_THE DATA_.
━━━━━━━━━━━━━━━━

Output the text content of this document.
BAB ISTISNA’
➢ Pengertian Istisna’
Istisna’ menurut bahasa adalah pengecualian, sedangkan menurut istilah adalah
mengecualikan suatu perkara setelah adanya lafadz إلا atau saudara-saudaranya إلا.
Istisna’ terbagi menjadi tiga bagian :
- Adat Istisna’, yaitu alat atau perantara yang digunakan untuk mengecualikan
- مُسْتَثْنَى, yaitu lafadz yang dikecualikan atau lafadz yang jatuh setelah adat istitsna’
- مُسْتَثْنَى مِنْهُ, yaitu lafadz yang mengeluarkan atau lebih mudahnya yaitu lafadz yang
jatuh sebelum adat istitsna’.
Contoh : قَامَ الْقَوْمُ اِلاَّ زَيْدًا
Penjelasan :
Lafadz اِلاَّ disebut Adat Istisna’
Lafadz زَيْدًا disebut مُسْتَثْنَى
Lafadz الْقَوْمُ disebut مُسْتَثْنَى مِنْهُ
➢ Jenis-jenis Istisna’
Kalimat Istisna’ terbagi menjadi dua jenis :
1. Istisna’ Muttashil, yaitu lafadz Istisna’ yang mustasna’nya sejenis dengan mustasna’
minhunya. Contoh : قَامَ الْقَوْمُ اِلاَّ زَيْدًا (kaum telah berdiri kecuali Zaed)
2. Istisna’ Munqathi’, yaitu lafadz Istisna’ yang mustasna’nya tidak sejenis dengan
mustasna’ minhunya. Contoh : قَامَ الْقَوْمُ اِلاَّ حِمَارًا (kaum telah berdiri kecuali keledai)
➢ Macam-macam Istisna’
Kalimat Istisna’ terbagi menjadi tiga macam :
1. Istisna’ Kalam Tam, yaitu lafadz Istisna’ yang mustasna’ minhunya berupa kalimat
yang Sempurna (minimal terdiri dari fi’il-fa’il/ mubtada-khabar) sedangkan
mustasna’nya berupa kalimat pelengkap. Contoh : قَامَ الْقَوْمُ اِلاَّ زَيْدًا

━━━━━━━━━━━━━━━━

_EXERCISE AIM_. Show every line above in which the word "terbagi" occurs.

_WRITTEN RESPONSE_.
Istisna’ terbagi menjadi tiga bagian :
Kalimat Istisna’ terbagi menjadi dua jenis :
Kalimat Istisna’ terbagi menjadi tiga macam :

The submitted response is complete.